■ WHAT THIS EXERCISE ASKS:
a: According to the Fury III forum thread, how many miles are on the car's odometer?
b: Rewrite the paragraph in the Fury III forum thread that begins "After I took my 68 Cuda apart" as a short bulleted list that keeps its main facts.
c: Extend the Fury III forum thread by continuing it from its last line.

# 66 Fury III



## rarefish383 (Nov 3, 2009)

After I took my 68 Cuda apart I was suffering from convertable withdrawl. A lady in church told my wife her sister had passed away and did she know anyone interested in the car. My wife asked me to help the estate sell the car, so I bought it. that's not what she meant! Oh Well, you know what the say about "begging forgiveness is easier than asking permission". It's a 66 Fury III with a 318 auto, cruise control, six way power bench seat, with new top, interior tires and exhaust. The paint is pretty poor and there's some rust in the rear quarters. Oh, and it only has 56 k on the odomter, Joe.


----------



## Dewaynep (Nov 4, 2009)

Aren't those Chevy Corvair hubcaps? Cool car by the way.


----------



## discounthunter (Nov 4, 2009)

sweet ride. just think the government whats all cars like this destroyed!


----------



## rarefish383 (Nov 5, 2009)

Dewaynep said:


> Aren't those Chevy Corvair hubcaps? Cool car by the way.

■ SUPPLIED INFORMATION:
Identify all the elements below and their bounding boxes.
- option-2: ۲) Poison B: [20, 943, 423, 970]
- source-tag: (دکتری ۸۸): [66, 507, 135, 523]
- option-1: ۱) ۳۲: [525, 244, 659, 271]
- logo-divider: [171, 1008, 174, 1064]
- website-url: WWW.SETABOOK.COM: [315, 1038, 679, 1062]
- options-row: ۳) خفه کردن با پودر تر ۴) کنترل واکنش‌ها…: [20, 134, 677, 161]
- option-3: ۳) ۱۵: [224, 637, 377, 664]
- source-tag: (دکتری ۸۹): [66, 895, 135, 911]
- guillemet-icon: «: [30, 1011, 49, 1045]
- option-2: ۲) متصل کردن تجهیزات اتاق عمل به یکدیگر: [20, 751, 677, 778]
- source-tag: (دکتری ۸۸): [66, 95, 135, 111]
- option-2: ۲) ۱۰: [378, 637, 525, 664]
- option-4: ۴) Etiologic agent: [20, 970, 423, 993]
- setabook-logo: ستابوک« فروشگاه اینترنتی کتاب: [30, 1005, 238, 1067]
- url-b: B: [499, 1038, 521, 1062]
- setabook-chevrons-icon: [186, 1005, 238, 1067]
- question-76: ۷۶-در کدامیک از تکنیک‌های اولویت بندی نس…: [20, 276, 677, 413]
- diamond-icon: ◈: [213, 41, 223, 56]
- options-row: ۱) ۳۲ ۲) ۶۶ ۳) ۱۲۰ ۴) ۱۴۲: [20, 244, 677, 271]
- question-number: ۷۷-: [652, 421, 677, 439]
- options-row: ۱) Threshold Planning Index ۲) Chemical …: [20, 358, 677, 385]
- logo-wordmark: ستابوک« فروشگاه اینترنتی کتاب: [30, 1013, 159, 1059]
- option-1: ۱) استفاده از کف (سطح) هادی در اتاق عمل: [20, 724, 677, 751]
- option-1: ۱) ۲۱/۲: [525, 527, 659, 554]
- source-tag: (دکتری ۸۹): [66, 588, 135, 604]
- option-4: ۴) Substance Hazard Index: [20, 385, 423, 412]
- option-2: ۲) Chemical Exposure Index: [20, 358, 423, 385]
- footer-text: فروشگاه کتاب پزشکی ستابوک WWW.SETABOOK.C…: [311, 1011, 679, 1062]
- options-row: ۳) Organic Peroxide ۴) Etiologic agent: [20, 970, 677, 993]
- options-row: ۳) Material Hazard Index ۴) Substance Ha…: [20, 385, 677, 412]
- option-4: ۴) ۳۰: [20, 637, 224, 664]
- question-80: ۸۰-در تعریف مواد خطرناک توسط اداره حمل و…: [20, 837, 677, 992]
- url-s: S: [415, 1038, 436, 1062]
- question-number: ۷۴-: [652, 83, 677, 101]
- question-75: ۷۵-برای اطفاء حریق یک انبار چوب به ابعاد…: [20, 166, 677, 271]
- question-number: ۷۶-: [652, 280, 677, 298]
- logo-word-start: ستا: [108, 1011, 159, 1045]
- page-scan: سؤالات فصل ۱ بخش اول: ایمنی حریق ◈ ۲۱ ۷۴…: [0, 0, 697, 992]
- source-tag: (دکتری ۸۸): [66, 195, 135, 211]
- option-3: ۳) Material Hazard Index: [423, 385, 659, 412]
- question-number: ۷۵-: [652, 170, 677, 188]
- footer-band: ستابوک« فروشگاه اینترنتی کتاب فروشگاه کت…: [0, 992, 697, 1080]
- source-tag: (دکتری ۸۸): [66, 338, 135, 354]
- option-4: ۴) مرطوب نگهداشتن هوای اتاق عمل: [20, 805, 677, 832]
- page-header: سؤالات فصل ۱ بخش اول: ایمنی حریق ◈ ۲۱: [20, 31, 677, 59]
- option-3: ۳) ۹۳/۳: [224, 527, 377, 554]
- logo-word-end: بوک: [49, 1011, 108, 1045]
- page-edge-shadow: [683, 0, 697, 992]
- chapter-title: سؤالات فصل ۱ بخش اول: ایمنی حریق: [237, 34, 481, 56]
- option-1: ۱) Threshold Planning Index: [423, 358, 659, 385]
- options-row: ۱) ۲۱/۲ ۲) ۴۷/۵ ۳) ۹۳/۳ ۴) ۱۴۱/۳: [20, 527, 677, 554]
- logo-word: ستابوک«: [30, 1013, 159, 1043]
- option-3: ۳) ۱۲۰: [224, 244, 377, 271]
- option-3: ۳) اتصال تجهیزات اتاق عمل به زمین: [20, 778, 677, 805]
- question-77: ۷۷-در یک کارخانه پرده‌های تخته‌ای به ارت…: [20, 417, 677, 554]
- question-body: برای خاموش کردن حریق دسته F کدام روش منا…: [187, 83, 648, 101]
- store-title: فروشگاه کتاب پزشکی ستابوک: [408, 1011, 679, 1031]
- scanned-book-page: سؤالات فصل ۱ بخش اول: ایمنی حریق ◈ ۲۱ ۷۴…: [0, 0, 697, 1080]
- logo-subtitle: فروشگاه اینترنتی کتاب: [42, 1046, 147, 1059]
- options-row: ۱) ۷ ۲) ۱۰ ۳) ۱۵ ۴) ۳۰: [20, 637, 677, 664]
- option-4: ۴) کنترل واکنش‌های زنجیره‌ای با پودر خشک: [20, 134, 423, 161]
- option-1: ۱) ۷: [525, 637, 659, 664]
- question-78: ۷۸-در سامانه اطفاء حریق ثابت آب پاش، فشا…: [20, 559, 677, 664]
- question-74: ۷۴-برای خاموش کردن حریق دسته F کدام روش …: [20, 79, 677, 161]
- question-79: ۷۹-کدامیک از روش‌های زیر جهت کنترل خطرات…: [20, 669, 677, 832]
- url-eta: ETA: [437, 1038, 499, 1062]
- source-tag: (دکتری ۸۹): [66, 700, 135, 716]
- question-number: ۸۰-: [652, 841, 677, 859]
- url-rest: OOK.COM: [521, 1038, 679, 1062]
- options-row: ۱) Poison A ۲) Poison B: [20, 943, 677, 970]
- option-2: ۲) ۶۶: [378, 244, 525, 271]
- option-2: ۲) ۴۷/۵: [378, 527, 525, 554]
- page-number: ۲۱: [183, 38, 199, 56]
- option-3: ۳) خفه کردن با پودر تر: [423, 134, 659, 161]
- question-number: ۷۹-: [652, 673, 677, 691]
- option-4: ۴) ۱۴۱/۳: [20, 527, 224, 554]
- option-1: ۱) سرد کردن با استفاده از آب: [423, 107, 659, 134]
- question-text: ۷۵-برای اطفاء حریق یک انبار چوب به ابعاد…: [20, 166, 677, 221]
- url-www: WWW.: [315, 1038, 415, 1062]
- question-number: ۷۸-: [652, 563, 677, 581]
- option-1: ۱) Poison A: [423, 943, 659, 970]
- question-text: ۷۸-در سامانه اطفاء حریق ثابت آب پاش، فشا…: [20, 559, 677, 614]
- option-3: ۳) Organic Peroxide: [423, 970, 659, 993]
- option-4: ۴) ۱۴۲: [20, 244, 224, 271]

■ TASK ANSWERS:
a: 56k

b:
- After taking apart a 68 Cuda, the poster missed having a convertible.
- A woman at church told the poster's wife that her late sister's car was for sale.
- The wife asked the poster to help the estate sell the car, but the poster bought it instead.
- The car is a 66 Fury III with a 318 automatic, cruise control and a six-way power bench seat.
- It has a new top, interior, tires and exhaust.
- The paint is poor, and the rear quarters have some rust.
- The odometer reads only 56k.

c:
No, they're Mopar hubcaps, they came fron the factory on R/T's and GTX's and were dealer options on Cuda's and Dart's, here's a pic of my 67 R/T with the same cps. Unfortunatly it's long gone, Joe.


----------



## HEAVY FUEL (Nov 5, 2009)

I know I'd be shouting HALLELUJAH!!!!


----------



## Dewaynep (Nov 5, 2009)

These are the Chevy caps:



See the similarity?


----------



## rarefish383 (Nov 5, 2009)

I see they are very similar. Where you can see the blue backing on yours, the Mopar ones are solid and painted black. They are seriously heavy. I wish mine were in as good of shape as yous appear to be, Joe.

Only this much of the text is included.